Given problem:
Would you set down every entry shown below, precisely as written?

Raw data:

•••

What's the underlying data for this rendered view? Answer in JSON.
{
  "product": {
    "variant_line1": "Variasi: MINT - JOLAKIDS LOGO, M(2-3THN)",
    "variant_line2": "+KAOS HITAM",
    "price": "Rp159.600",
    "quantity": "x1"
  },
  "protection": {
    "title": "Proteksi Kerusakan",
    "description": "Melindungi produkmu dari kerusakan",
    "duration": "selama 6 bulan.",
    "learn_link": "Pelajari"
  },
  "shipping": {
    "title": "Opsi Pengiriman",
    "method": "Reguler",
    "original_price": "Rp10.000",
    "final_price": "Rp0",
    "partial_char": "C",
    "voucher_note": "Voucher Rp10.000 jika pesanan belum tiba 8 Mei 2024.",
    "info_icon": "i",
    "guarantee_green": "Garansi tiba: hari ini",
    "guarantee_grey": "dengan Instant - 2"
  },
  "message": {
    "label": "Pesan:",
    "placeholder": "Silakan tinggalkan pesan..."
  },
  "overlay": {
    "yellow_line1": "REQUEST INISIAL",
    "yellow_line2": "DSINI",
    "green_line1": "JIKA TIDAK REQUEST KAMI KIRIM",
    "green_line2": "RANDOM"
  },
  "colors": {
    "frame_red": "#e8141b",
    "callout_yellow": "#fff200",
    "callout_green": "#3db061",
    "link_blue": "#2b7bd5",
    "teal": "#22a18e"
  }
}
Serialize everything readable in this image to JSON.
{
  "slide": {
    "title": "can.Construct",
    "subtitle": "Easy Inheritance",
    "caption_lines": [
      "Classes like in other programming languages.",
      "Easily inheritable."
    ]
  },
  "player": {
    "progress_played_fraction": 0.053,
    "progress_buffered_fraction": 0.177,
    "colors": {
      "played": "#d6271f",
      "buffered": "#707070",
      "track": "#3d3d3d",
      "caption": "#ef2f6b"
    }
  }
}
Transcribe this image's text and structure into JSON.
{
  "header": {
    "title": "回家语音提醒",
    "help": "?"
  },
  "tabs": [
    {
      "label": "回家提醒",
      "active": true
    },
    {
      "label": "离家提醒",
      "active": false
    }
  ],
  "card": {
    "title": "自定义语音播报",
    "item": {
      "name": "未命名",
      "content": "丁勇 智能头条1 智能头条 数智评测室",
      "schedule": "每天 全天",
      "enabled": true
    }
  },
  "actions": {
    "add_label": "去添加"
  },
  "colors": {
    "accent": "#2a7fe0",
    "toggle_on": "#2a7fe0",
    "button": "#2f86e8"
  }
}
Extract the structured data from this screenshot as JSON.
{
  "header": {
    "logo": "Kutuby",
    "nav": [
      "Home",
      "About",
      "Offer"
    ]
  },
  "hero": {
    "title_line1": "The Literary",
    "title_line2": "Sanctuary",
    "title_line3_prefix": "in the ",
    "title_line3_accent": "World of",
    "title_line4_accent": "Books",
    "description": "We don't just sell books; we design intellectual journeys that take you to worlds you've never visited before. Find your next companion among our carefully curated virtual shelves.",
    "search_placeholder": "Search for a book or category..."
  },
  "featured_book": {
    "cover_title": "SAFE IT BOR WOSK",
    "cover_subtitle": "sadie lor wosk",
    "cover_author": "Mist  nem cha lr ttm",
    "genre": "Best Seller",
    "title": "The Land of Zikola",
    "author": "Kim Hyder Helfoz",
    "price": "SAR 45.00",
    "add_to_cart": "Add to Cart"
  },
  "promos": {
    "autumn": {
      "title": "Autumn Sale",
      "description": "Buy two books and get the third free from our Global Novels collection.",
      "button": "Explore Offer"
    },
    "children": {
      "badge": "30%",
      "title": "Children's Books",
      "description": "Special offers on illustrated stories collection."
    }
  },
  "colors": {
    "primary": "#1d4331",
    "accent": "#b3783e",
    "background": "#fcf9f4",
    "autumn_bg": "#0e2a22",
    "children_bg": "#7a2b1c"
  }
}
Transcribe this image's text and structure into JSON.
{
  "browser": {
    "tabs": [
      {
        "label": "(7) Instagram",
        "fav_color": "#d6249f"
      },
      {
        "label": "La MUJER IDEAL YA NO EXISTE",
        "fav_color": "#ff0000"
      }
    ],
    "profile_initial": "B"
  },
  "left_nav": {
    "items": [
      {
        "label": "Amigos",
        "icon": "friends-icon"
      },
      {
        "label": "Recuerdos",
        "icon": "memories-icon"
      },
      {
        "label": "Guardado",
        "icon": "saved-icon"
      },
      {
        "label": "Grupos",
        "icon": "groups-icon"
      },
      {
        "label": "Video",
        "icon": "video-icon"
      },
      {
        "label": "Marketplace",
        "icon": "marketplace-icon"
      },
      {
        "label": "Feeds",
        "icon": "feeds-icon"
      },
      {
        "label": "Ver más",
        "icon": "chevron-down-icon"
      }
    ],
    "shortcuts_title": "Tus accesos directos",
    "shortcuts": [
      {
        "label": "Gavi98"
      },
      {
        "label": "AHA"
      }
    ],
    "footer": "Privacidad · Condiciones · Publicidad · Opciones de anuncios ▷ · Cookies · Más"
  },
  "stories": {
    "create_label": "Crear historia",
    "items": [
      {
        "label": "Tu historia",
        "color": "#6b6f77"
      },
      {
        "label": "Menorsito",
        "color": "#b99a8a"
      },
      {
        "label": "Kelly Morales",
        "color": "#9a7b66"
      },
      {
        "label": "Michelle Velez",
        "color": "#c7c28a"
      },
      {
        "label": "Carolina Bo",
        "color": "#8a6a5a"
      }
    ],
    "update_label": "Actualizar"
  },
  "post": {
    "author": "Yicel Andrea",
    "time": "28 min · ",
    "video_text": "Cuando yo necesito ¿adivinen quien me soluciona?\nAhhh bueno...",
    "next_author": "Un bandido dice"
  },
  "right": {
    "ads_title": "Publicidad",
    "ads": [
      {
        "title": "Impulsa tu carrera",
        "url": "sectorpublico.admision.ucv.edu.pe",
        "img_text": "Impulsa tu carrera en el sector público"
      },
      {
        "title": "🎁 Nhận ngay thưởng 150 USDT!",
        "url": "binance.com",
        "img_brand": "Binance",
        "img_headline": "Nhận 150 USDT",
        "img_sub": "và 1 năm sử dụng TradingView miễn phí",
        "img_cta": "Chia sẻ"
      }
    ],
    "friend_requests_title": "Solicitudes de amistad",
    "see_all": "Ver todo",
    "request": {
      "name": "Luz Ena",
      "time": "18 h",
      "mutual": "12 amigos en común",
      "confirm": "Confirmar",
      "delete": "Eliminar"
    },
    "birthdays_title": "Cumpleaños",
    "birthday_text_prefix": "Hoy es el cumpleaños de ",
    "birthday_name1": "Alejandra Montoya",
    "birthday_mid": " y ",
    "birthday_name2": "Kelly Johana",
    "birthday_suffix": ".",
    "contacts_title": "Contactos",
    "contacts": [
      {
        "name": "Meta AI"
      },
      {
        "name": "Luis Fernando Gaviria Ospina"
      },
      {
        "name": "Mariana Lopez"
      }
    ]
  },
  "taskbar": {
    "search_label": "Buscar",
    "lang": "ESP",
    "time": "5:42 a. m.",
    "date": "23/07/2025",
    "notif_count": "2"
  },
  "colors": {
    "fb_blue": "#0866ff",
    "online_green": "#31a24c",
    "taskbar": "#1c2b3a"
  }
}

•••

Expected output:
What's the underlying data for this rendered view? Answer in JSON.
{
  "product": {
    "variant_line1": "Variasi: MINT - JOLAKIDS LOGO, M(2-3THN)",
    "variant_line2": "+KAOS HITAM",
    "price": "Rp159.600",
    "quantity": "x1"
  },
  "protection": {
    "title": "Proteksi Kerusakan",
    "description": "Melindungi produkmu dari kerusakan",
    "duration": "selama 6 bulan.",
    "learn_link": "Pelajari"
  },
  "shipping": {
    "title": "Opsi Pengiriman",
    "method": "Reguler",
    "original_price": "Rp10.000",
    "final_price": "Rp0",
    "partial_char": "C",
    "voucher_note": "Voucher Rp10.000 jika pesanan belum tiba 8 Mei 2024.",
    "info_icon": "i",
    "guarantee_green": "Garansi tiba: hari ini",
    "guarantee_grey": "dengan Instant - 2"
  },
  "message": {
    "label": "Pesan:",
    "placeholder": "Silakan tinggalkan pesan..."
  },
  "overlay": {
    "yellow_line1": "REQUEST INISIAL",
    "yellow_line2": "DSINI",
    "green_line1": "JIKA TIDAK REQUEST KAMI KIRIM",
    "green_line2": "RANDOM"
  },
  "colors": {
    "frame_red": "#e8141b",
    "callout_yellow": "#fff200",
    "callout_green": "#3db061",
    "link_blue": "#2b7bd5",
    "teal": "#22a18e"
  }
}
Serialize everything readable in this image to JSON.
{
  "slide": {
    "title": "can.Construct",
    "subtitle": "Easy Inheritance",
    "caption_lines": [
      "Classes like in other programming languages.",
      "Easily inheritable."
    ]
  },
  "player": {
    "progress_played_fraction": 0.053,
    "progress_buffered_fraction": 0.177,
    "colors": {
      "played": "#d6271f",
      "buffered": "#707070",
      "track": "#3d3d3d",
      "caption": "#ef2f6b"
    }
  }
}
Transcribe this image's text and structure into JSON.
{
  "header": {
    "title": "回家语音提醒",
    "help": "?"
  },
  "tabs": [
    {
      "label": "回家提醒",
      "active": true
    },
    {
      "label": "离家提醒",
      "active": false
    }
  ],
  "card": {
    "title": "自定义语音播报",
    "item": {
      "name": "未命名",
      "content": "丁勇 智能头条1 智能头条 数智评测室",
      "schedule": "每天 全天",
      "enabled": true
    }
  },
  "actions": {
    "add_label": "去添加"
  },
  "colors": {
    "accent": "#2a7fe0",
    "toggle_on": "#2a7fe0",
    "button": "#2f86e8"
  }
}
Extract the structured data from this screenshot as JSON.
{
  "header": {
    "logo": "Kutuby",
    "nav": [
      "Home",
      "About",
      "Offer"
    ]
  },
  "hero": {
    "title_line1": "The Literary",
    "title_line2": "Sanctuary",
    "title_line3_prefix": "in the ",
    "title_line3_accent": "World of",
    "title_line4_accent": "Books",
    "description": "We don't just sell books; we design intellectual journeys that take you to worlds you've never visited before. Find your next companion among our carefully curated virtual shelves.",
    "search_placeholder": "Search for a book or category..."
  },
  "featured_book": {
    "cover_title": "SAFE IT BOR WOSK",
    "cover_subtitle": "sadie lor wosk",
    "cover_author": "Mist  nem cha lr ttm",
    "genre": "Best Seller",
    "title": "The Land of Zikola",
    "author": "Kim Hyder Helfoz",
    "price": "SAR 45.00",
    "add_to_cart": "Add to Cart"
  },
  "promos": {
    "autumn": {
      "title": "Autumn Sale",
      "description": "Buy two books and get the third free from our Global Novels collection.",
      "button": "Explore Offer"
    },
    "children": {
      "badge": "30%",
      "title": "Children's Books",
      "description": "Special offers on illustrated stories collection."
    }
  },
  "colors": {
    "primary": "#1d4331",
    "accent": "#b3783e",
    "background": "#fcf9f4",
    "autumn_bg": "#0e2a22",
    "children_bg": "#7a2b1c"
  }
}
Transcribe this image's text and structure into JSON.
{
  "browser": {
    "tabs": [
      {
        "label": "(7) Instagram",
        "fav_color": "#d6249f"
      },
      {
        "label": "La MUJER IDEAL YA NO EXISTE",
        "fav_color": "#ff0000"
      }
    ],
    "profile_initial": "B"
  },
  "left_nav": {
    "items": [
      {
        "label": "Amigos",
        "icon": "friends-icon"
      },
      {
        "label": "Recuerdos",
        "icon": "memories-icon"
      },
      {
        "label": "Guardado",
        "icon": "saved-icon"
      },
      {
        "label": "Grupos",
        "icon": "groups-icon"
      },
      {
        "label": "Video",
        "icon": "video-icon"
      },
      {
        "label": "Marketplace",
        "icon": "marketplace-icon"
      },
      {
        "label": "Feeds",
        "icon": "feeds-icon"
      },
      {
        "label": "Ver más",
        "icon": "chevron-down-icon"
      }
    ],
    "shortcuts_title": "Tus accesos directos",
    "shortcuts": [
      {
        "label": "Gavi98"
      },
      {
        "label": "AHA"
      }
    ],
    "footer": "Privacidad · Condiciones · Publicidad · Opciones de anuncios ▷ · Cookies · Más"
  },
  "stories": {
    "create_label": "Crear historia",
    "items": [
      {
        "label": "Tu historia",
        "color": "#6b6f77"
      },
      {
        "label": "Menorsito",
        "color": "#b99a8a"
      },
      {
        "label": "Kelly Morales",
        "color": "#9a7b66"
      },
      {
        "label": "Michelle Velez",
        "color": "#c7c28a"
      },
      {
        "label": "Carolina Bo",
        "color": "#8a6a5a"
      }
    ],
    "update_label": "Actualizar"
  },
  "post": {
    "author": "Yicel Andrea",
    "time": "28 min · ",
    "video_text": "Cuando yo necesito ¿adivinen quien me soluciona?\nAhhh bueno...",
    "next_author": "Un bandido dice"
  },
  "right": {
    "ads_title": "Publicidad",
    "ads": [
      {
        "title": "Impulsa tu carrera",
        "url": "sectorpublico.admision.ucv.edu.pe",
        "img_text": "Impulsa tu carrera en el sector público"
      },
      {
        "title": "🎁 Nhận ngay thưởng 150 USDT!",
        "url": "binance.com",
        "img_brand": "Binance",
        "img_headline": "Nhận 150 USDT",
        "img_sub": "và 1 năm sử dụng TradingView miễn phí",
        "img_cta": "Chia sẻ"
      }
    ],
    "friend_requests_title": "Solicitudes de amistad",
    "see_all": "Ver todo",
    "request": {
      "name": "Luz Ena",
      "time": "18 h",
      "mutual": "12 amigos en común",
      "confirm": "Confirmar",
      "delete": "Eliminar"
    },
    "birthdays_title": "Cumpleaños",
    "birthday_text_prefix": "Hoy es el cumpleaños de ",
    "birthday_name1": "Alejandra Montoya",
    "birthday_mid": " y ",
    "birthday_name2": "Kelly Johana",
    "birthday_suffix": ".",
    "contacts_title": "Contactos",
    "contacts": [
      {
        "name": "Meta AI"
      },
      {
        "name": "Luis Fernando Gaviria Ospina"
      },
      {
        "name": "Mariana Lopez"
      }
    ]
  },
  "taskbar": {
    "search_label": "Buscar",
    "lang": "ESP",
    "time": "5:42 a. m.",
    "date": "23/07/2025",
    "notif_count": "2"
  },
  "colors": {
    "fb_blue": "#0866ff",
    "online_green": "#31a24c",
    "taskbar": "#1c2b3a"
  }
}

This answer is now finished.